• Task objective: Copy everything in the listing below word for word, apart from any images.

+++ Data listing

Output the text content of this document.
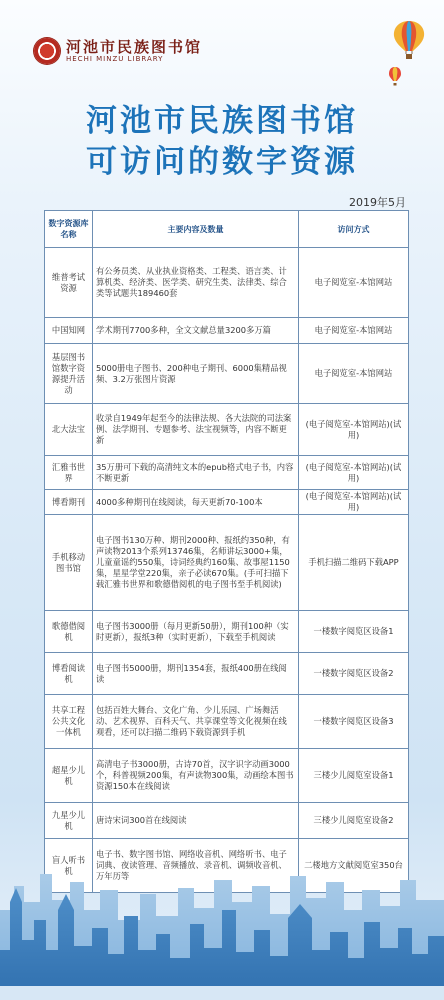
河池市民族图书馆
HECHI MINZU LIBRARY
河池市民族图书馆
可访问的数字资源
2019年5月
数字资源库名称	主要内容及数量	访问方式
维普考试资源	有公务员类、从业执业资格类、工程类、语言类、计算机类、经济类、医学类、研究生类、法律类、综合类等试题共189460套	电子阅览室-本馆网站
中国知网	学术期刊7700多种，全文文献总量3200多万篇	电子阅览室-本馆网站
基层图书馆数字资源提升活动	5000册电子图书、200种电子期刊、6000集精品视频、3.2万张图片资源	电子阅览室-本馆网站
北大法宝	收录自1949年起至今的法律法规、各大法院的司法案例、法学期刊、专题参考、法宝视频等，内容不断更新	(电子阅览室-本馆网站)(试用)
汇雅书世界	35万册可下载的高清纯文本的epub格式电子书，内容不断更新	(电子阅览室-本馆网站)(试用)
博看期刊	4000多种期刊在线阅读，每天更新70-100本	(电子阅览室-本馆网站)(试用)
手机移动图书馆	电子图书130万种、期刊2000种、报纸约350种，有声读物2013个系列13746集，名师讲坛3000+集，儿童童谣约550集，诗词经典约160集、故事屋1150集，星星学堂220集，亲子必读670集。(手可扫描下载汇雅书世界和歌德借阅机的电子图书至手机阅读)	手机扫描二维码下载APP
歌德借阅机	电子图书3000册（每月更新50册），期刊100种（实时更新），报纸3种（实时更新），下载至手机阅读	一楼数字阅览区设备1
博看阅读机	电子图书5000册，期刊1354套，报纸400册在线阅读	一楼数字阅览区设备2
共享工程公共文化一体机	包括百姓大舞台、文化广角、少儿乐园、广场舞活动、艺术视界、百科天气、共享课堂等文化视频在线观看，还可以扫描二维码下载资源到手机	一楼数字阅览区设备3
超星少儿机	高清电子书3000册，古诗70首，汉字识字动画3000个，科普视频200集，有声读物300集，动画绘本图书资源150本在线阅读	三楼少儿阅览室设备1
九星少儿机	唐诗宋词300首在线阅读	三楼少儿阅览室设备2
盲人听书机	电子书、数字图书馆、网络收音机、网络听书、电子词典、夜读管理、音频播放、录音机、调频收音机、万年历等	二楼地方文献阅览室350台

++++++

• Right answer:
Output the text content of this document.
河池市民族图书馆
HECHI MINZU LIBRARY
河池市民族图书馆
可访问的数字资源
2019年5月
数字资源库名称	主要内容及数量	访问方式
维普考试资源	有公务员类、从业执业资格类、工程类、语言类、计算机类、经济类、医学类、研究生类、法律类、综合类等试题共189460套	电子阅览室-本馆网站
中国知网	学术期刊7700多种，全文文献总量3200多万篇	电子阅览室-本馆网站
基层图书馆数字资源提升活动	5000册电子图书、200种电子期刊、6000集精品视频、3.2万张图片资源	电子阅览室-本馆网站
北大法宝	收录自1949年起至今的法律法规、各大法院的司法案例、法学期刊、专题参考、法宝视频等，内容不断更新	(电子阅览室-本馆网站)(试用)
汇雅书世界	35万册可下载的高清纯文本的epub格式电子书，内容不断更新	(电子阅览室-本馆网站)(试用)
博看期刊	4000多种期刊在线阅读，每天更新70-100本	(电子阅览室-本馆网站)(试用)
手机移动图书馆	电子图书130万种、期刊2000种、报纸约350种，有声读物2013个系列13746集，名师讲坛3000+集，儿童童谣约550集，诗词经典约160集、故事屋1150集，星星学堂220集，亲子必读670集。(手可扫描下载汇雅书世界和歌德借阅机的电子图书至手机阅读)	手机扫描二维码下载APP
歌德借阅机	电子图书3000册（每月更新50册），期刊100种（实时更新），报纸3种（实时更新），下载至手机阅读	一楼数字阅览区设备1
博看阅读机	电子图书5000册，期刊1354套，报纸400册在线阅读	一楼数字阅览区设备2
共享工程公共文化一体机	包括百姓大舞台、文化广角、少儿乐园、广场舞活动、艺术视界、百科天气、共享课堂等文化视频在线观看，还可以扫描二维码下载资源到手机	一楼数字阅览区设备3
超星少儿机	高清电子书3000册，古诗70首，汉字识字动画3000个，科普视频200集，有声读物300集，动画绘本图书资源150本在线阅读	三楼少儿阅览室设备1
九星少儿机	唐诗宋词300首在线阅读	三楼少儿阅览室设备2
盲人听书机	电子书、数字图书馆、网络收音机、网络听书、电子词典、夜读管理、音频播放、录音机、调频收音机、万年历等	二楼地方文献阅览室350台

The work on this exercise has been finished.